**Requirements:** Would you copy only the lines below, beginning with the one that contains "Read all visible content and emit it as JSON." and running through the last entry line?

Some records
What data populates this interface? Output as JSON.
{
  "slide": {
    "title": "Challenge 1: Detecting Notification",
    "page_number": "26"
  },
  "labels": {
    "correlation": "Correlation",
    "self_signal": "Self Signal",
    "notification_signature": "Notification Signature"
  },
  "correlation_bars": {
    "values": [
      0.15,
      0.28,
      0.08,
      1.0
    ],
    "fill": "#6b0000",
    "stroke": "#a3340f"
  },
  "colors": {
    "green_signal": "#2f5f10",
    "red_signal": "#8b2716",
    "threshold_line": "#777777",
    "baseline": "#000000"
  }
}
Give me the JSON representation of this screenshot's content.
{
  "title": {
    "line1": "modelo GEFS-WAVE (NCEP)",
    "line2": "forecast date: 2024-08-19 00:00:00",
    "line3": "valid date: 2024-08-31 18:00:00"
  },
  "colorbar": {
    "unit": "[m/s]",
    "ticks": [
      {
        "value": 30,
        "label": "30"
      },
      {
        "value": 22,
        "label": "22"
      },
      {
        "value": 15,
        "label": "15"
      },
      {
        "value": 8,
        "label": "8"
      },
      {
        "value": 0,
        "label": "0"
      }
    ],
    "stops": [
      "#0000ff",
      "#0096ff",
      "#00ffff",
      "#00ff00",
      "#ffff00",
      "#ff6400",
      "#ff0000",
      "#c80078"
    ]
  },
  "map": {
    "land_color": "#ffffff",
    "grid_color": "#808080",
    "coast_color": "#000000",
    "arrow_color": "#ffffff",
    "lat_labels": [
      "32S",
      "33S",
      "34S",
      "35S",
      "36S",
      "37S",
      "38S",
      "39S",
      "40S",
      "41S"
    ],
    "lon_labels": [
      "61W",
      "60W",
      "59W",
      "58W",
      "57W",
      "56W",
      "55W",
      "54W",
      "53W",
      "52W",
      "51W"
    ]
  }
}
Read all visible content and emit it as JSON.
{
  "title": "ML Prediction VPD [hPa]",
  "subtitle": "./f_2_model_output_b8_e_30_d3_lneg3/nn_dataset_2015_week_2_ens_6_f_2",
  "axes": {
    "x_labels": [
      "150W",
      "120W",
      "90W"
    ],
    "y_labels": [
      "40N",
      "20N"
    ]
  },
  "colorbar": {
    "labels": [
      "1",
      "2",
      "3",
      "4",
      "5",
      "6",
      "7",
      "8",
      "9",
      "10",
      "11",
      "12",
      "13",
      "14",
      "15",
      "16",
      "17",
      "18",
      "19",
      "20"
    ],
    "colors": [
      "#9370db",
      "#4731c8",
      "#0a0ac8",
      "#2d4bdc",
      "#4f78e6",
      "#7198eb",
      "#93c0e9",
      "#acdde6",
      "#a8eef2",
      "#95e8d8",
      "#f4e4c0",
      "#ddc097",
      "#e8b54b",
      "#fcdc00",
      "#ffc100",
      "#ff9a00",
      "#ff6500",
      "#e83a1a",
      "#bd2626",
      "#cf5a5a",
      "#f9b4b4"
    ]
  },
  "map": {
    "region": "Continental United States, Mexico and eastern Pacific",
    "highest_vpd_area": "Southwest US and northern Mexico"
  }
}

**Solution:**
Read all visible content and emit it as JSON.
{
  "title": "ML Prediction VPD [hPa]",
  "subtitle": "./f_2_model_output_b8_e_30_d3_lneg3/nn_dataset_2015_week_2_ens_6_f_2",
  "axes": {
    "x_labels": [
      "150W",
      "120W",
      "90W"
    ],
    "y_labels": [
      "40N",
      "20N"
    ]
  },
  "colorbar": {
    "labels": [
      "1",
      "2",
      "3",
      "4",
      "5",
      "6",
      "7",
      "8",
      "9",
      "10",
      "11",
      "12",
      "13",
      "14",
      "15",
      "16",
      "17",
      "18",
      "19",
      "20"
    ],
    "colors": [
      "#9370db",
      "#4731c8",
      "#0a0ac8",
      "#2d4bdc",
      "#4f78e6",
      "#7198eb",
      "#93c0e9",
      "#acdde6",
      "#a8eef2",
      "#95e8d8",
      "#f4e4c0",
      "#ddc097",
      "#e8b54b",
      "#fcdc00",
      "#ffc100",
      "#ff9a00",
      "#ff6500",
      "#e83a1a",
      "#bd2626",
      "#cf5a5a",
      "#f9b4b4"
    ]
  },
  "map": {
    "region": "Continental United States, Mexico and eastern Pacific",
    "highest_vpd_area": "Southwest US and northern Mexico"
  }
}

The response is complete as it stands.